■ **Written problem**
Check each line of the records below and collect those holding "keepass".

····················

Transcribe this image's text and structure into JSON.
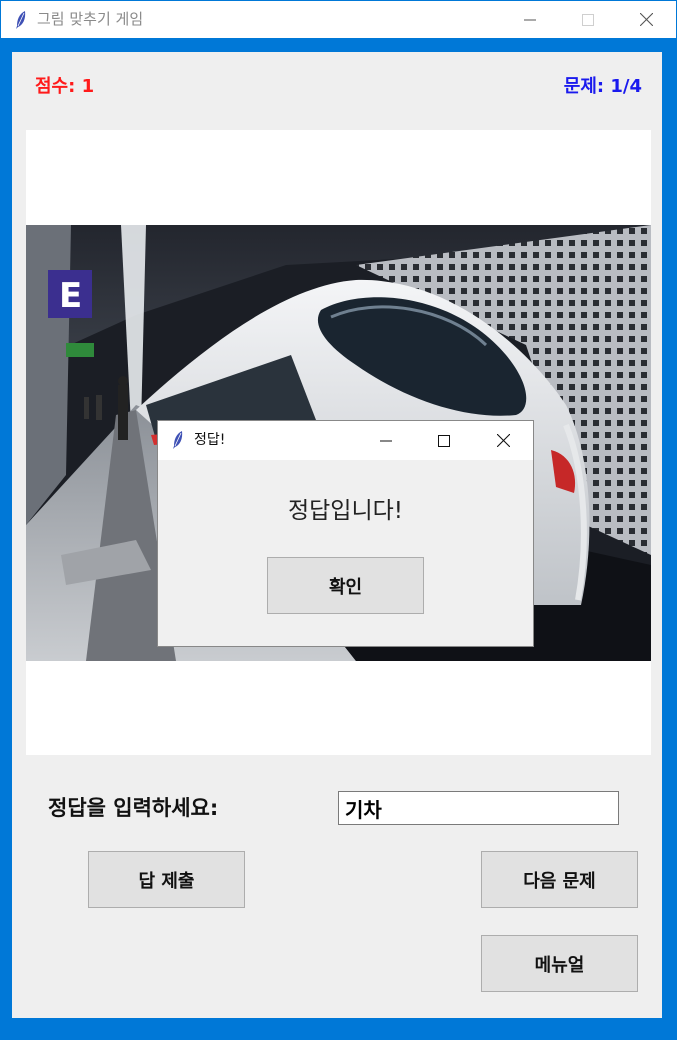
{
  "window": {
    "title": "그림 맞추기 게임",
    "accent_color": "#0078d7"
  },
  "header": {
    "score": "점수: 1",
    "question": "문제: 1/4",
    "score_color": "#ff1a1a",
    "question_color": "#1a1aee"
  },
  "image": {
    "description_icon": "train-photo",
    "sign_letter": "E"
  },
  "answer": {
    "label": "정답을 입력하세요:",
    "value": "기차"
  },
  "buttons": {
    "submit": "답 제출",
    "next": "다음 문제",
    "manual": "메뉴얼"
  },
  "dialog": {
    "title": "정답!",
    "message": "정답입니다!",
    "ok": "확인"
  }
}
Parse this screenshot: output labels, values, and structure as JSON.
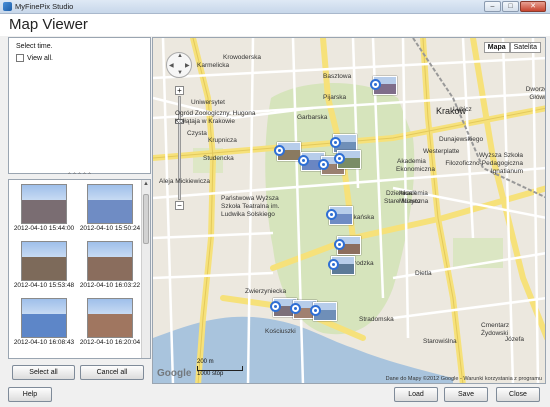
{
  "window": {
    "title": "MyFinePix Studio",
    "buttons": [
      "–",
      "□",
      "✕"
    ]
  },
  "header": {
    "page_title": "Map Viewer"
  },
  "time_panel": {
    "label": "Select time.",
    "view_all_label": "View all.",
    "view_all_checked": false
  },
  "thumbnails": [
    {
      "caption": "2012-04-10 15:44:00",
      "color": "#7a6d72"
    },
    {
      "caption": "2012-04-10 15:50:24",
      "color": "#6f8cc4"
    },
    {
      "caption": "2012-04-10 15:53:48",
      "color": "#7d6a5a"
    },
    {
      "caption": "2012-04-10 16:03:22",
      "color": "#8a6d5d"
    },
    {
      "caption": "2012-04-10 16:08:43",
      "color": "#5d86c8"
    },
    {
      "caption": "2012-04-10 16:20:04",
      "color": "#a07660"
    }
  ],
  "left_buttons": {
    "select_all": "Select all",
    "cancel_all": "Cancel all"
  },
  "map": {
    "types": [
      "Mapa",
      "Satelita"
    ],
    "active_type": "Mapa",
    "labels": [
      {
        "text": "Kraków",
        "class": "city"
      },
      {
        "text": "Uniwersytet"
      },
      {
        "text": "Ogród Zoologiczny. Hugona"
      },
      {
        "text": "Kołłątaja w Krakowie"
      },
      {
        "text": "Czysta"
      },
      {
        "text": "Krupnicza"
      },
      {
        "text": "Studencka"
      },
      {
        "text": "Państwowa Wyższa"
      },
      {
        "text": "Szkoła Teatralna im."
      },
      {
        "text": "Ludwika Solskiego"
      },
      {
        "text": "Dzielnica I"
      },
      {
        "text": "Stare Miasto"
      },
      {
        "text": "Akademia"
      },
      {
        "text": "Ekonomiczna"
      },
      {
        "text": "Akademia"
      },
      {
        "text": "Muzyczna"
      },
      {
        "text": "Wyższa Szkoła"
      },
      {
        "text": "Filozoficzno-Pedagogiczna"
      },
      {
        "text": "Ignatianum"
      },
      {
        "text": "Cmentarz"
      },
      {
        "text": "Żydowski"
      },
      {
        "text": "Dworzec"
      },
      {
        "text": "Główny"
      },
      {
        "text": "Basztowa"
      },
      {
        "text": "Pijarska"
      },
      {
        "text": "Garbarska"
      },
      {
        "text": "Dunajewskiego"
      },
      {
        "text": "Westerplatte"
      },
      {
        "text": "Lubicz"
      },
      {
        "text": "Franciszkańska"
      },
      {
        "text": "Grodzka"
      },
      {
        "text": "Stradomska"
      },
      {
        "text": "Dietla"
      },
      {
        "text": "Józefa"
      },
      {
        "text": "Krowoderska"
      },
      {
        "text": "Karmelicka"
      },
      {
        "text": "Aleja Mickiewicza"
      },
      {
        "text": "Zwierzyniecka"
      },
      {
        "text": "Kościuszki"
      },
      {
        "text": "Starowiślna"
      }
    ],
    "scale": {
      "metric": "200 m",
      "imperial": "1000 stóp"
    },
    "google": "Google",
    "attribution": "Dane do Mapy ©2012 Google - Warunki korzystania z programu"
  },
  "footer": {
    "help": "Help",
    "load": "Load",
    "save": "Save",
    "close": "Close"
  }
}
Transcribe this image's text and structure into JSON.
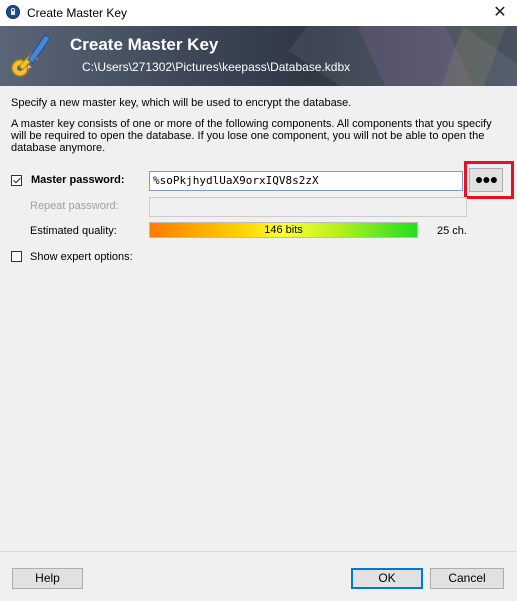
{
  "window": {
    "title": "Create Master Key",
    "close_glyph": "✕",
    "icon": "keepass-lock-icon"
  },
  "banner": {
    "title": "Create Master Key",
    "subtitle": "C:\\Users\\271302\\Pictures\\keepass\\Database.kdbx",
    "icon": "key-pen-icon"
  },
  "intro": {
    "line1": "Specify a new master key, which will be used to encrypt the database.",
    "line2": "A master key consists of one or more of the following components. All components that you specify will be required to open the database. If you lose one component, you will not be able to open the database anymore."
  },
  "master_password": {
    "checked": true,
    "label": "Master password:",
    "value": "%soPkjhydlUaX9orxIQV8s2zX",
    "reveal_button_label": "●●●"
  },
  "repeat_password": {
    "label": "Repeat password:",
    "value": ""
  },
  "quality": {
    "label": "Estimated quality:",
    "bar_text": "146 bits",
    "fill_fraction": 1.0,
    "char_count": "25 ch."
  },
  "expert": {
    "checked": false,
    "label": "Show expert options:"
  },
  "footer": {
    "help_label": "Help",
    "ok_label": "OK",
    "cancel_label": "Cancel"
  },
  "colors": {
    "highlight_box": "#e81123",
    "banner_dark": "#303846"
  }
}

····················

■ **Problem solution**
    "icon": "keepass-lock-icon"
    "subtitle": "C:\\Users\\271302\\Pictures\\keepass\\Database.kdbx",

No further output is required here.